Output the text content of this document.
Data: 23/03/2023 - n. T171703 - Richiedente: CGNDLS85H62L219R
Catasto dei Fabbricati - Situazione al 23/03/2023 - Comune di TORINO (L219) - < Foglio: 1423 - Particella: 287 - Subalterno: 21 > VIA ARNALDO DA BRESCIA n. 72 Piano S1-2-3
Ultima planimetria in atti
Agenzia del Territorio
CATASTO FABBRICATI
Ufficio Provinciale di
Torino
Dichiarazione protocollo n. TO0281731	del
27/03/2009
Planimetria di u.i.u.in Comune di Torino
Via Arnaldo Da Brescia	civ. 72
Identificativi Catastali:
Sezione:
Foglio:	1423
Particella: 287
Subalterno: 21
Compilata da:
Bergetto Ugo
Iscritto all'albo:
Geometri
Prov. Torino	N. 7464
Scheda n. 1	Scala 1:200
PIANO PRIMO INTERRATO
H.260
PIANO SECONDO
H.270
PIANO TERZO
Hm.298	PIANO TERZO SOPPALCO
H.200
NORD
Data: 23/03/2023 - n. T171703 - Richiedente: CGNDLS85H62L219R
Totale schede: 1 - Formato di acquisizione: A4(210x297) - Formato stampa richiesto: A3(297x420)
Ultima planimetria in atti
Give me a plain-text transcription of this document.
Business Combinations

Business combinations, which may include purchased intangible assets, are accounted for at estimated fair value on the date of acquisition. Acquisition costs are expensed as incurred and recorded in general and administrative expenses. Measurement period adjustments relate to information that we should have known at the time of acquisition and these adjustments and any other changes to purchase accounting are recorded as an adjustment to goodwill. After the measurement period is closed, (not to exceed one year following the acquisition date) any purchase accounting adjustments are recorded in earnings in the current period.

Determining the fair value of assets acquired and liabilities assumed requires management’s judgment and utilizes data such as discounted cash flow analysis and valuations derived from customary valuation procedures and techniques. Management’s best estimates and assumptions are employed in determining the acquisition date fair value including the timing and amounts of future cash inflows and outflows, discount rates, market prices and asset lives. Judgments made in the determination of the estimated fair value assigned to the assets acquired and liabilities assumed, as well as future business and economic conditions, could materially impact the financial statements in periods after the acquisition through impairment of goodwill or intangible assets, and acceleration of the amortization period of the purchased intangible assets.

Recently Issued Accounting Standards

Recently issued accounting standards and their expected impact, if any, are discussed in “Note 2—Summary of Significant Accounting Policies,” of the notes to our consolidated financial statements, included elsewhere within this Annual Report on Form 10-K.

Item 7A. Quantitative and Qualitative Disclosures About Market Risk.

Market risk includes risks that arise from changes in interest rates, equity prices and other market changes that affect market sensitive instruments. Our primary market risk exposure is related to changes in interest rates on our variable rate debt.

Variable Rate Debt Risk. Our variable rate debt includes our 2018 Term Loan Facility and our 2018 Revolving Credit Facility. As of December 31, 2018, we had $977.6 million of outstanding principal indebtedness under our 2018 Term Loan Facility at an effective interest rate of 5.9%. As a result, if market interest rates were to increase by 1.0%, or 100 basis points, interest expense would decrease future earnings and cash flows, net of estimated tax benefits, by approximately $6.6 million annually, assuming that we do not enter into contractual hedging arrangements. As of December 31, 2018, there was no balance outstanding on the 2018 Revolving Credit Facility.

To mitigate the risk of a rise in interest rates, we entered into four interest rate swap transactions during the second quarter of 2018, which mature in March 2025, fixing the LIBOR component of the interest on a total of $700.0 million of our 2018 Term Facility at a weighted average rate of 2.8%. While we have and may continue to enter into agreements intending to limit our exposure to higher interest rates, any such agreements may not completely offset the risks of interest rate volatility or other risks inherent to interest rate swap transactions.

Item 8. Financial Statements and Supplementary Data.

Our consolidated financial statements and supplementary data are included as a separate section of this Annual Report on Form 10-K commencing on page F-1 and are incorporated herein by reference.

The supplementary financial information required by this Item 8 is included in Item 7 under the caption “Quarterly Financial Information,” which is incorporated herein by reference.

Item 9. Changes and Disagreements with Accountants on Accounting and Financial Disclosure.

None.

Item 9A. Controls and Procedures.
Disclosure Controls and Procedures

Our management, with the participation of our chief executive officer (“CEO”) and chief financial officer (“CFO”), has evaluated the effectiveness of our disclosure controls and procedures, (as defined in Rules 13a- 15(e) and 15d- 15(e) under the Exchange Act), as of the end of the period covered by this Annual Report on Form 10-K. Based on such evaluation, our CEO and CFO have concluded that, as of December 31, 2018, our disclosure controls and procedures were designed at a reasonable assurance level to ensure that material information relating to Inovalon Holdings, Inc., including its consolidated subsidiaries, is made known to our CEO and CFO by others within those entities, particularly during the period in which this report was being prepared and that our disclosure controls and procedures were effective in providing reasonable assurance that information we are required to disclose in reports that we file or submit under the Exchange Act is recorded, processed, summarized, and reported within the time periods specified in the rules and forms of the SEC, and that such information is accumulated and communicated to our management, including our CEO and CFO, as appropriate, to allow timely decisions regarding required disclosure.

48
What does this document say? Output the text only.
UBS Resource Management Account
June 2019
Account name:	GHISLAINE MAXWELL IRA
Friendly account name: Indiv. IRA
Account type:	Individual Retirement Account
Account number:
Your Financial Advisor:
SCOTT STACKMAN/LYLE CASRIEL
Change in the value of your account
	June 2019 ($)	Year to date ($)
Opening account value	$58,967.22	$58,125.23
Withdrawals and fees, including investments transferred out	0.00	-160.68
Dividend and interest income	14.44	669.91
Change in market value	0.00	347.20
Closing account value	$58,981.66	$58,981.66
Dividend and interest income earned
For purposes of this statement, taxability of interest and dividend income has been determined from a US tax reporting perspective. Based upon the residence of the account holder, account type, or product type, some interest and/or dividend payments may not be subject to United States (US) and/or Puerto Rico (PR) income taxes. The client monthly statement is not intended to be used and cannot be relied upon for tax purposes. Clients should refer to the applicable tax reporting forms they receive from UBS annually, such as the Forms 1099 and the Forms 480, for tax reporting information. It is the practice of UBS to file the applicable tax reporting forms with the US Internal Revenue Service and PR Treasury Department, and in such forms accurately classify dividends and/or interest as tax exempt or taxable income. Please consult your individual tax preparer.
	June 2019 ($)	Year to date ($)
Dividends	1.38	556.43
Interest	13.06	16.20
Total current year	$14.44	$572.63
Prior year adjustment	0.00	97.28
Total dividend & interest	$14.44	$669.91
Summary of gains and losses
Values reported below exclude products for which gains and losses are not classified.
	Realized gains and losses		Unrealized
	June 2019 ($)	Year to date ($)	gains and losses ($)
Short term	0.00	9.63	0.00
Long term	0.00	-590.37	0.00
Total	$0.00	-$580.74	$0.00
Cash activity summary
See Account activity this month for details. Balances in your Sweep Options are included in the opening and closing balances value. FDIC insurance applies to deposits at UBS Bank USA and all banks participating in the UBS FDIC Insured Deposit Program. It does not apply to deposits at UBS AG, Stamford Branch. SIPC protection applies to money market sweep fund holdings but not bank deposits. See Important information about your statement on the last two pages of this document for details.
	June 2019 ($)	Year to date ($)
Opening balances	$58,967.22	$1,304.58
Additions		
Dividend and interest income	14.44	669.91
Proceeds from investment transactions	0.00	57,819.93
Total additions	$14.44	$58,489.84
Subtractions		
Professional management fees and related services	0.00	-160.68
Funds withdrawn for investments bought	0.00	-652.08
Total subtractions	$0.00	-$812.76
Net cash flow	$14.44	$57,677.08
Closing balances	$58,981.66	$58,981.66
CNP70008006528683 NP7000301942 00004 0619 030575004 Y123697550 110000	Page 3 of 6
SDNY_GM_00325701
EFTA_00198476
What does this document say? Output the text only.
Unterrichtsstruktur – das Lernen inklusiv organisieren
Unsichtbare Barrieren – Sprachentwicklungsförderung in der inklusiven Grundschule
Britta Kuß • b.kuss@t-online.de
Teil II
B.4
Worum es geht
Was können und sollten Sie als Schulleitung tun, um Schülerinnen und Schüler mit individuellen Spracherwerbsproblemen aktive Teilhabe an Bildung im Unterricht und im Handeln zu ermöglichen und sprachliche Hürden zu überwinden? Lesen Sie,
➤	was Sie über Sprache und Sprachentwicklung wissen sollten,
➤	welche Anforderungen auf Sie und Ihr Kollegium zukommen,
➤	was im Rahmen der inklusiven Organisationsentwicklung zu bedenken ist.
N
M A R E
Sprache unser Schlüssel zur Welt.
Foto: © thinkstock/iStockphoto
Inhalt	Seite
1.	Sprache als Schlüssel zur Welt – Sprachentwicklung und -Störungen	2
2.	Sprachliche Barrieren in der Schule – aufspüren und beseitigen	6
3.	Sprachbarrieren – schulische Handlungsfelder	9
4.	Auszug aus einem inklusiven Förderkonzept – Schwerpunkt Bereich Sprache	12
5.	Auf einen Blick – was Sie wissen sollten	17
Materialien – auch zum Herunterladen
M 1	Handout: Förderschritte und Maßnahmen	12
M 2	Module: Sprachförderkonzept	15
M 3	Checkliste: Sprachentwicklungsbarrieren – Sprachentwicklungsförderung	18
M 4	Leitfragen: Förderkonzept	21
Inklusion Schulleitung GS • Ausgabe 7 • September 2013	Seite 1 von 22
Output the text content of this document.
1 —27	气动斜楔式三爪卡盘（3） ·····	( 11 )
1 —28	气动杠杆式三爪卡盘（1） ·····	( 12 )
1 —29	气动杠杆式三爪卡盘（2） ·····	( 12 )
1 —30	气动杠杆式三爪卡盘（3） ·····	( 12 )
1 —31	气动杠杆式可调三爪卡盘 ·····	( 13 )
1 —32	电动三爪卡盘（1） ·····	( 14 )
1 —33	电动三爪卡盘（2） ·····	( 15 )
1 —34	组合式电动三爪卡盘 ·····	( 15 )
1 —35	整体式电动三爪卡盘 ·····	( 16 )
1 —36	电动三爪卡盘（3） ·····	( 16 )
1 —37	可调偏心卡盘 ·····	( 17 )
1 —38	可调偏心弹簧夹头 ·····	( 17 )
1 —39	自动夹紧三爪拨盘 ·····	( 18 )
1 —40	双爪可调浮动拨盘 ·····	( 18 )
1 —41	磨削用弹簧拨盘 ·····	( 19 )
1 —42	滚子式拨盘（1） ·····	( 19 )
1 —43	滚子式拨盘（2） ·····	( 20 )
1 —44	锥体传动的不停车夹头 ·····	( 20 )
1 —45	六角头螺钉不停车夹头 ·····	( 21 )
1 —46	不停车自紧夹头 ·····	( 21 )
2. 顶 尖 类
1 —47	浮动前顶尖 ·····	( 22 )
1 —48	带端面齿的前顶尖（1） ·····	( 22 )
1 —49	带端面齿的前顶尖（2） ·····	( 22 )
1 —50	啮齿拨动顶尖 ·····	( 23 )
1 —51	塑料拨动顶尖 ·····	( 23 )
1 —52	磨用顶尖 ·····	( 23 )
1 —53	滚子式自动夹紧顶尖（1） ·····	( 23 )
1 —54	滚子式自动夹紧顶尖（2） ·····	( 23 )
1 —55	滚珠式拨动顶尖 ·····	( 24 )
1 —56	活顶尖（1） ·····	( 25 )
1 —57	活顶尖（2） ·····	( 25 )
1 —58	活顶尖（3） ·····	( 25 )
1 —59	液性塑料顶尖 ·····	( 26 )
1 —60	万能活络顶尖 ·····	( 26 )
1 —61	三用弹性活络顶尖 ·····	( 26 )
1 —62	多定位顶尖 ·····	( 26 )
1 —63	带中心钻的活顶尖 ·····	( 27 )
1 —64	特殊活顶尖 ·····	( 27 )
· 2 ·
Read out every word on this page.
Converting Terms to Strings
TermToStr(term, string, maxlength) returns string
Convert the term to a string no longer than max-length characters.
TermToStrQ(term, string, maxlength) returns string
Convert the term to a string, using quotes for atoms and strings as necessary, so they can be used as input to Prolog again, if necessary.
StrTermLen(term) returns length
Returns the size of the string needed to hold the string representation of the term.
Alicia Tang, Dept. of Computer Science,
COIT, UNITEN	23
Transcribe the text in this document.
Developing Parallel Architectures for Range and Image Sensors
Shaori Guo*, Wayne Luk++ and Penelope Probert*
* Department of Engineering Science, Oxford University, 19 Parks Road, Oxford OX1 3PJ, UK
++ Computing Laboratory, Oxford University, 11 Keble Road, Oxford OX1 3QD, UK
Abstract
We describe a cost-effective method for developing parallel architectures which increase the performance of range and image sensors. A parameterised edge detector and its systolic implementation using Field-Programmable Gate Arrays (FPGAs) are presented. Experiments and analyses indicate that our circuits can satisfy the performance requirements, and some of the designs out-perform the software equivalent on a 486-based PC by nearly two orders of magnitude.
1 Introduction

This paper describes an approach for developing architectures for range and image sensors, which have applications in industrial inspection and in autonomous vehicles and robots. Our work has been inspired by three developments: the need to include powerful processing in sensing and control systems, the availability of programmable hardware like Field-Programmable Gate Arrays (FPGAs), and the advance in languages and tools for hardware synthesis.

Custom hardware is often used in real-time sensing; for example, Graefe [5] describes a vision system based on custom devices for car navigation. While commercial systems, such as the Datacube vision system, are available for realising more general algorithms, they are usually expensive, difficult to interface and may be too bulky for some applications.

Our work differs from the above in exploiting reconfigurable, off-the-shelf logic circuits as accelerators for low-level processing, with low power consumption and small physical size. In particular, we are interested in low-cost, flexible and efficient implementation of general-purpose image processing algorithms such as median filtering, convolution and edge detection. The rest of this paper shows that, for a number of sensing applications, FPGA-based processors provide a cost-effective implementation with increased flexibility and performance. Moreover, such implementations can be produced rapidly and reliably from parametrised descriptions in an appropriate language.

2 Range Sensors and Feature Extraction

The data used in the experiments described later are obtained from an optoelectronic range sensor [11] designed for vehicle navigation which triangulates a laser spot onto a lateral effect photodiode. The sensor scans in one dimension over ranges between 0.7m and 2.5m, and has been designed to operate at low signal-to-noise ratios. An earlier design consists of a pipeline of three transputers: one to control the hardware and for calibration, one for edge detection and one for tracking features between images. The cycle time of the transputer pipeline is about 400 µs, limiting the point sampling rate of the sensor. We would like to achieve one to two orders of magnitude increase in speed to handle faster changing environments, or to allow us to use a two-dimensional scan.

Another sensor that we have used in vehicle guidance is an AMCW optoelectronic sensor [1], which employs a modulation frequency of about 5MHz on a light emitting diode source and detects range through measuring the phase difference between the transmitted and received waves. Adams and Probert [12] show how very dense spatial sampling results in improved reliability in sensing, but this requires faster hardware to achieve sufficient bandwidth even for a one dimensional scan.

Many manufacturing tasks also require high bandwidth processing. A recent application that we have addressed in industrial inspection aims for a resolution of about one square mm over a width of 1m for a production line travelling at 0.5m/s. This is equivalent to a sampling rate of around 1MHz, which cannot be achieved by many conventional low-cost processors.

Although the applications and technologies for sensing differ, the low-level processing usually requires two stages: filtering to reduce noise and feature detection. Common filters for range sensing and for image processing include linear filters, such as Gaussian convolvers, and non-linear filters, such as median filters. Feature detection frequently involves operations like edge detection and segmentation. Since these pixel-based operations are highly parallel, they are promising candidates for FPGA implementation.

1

========================================

- [REQUIREMENT]: Go through the entries above and copy every line containing "scan".

- [RESULT OF THIS EXERCISE]:
The data used in the experiments described later are obtained from an optoelectronic range sensor [11] designed for vehicle navigation which triangulates a laser spot onto a lateral effect photodiode. The sensor scans in one dimension over ranges between 0.7m and 2.5m, and has been designed to operate at low signal-to-noise ratios. An earlier design consists of a pipeline of three transputers: one to control the hardware and for calibration, one for edge detection and one for tracking features between images. The cycle time of the transputer pipeline is about 400 µs, limiting the point sampling rate of the sensor. We would like to achieve one to two orders of magnitude increase in speed to handle faster changing environments, or to allow us to use a two-dimensional scan.
Another sensor that we have used in vehicle guidance is an AMCW optoelectronic sensor [1], which employs a modulation frequency of about 5MHz on a light emitting diode source and detects range through measuring the phase difference between the transmitted and received waves. Adams and Probert [12] show how very dense spatial sampling results in improved reliability in sensing, but this requires faster hardware to achieve sufficient bandwidth even for a one dimensional scan.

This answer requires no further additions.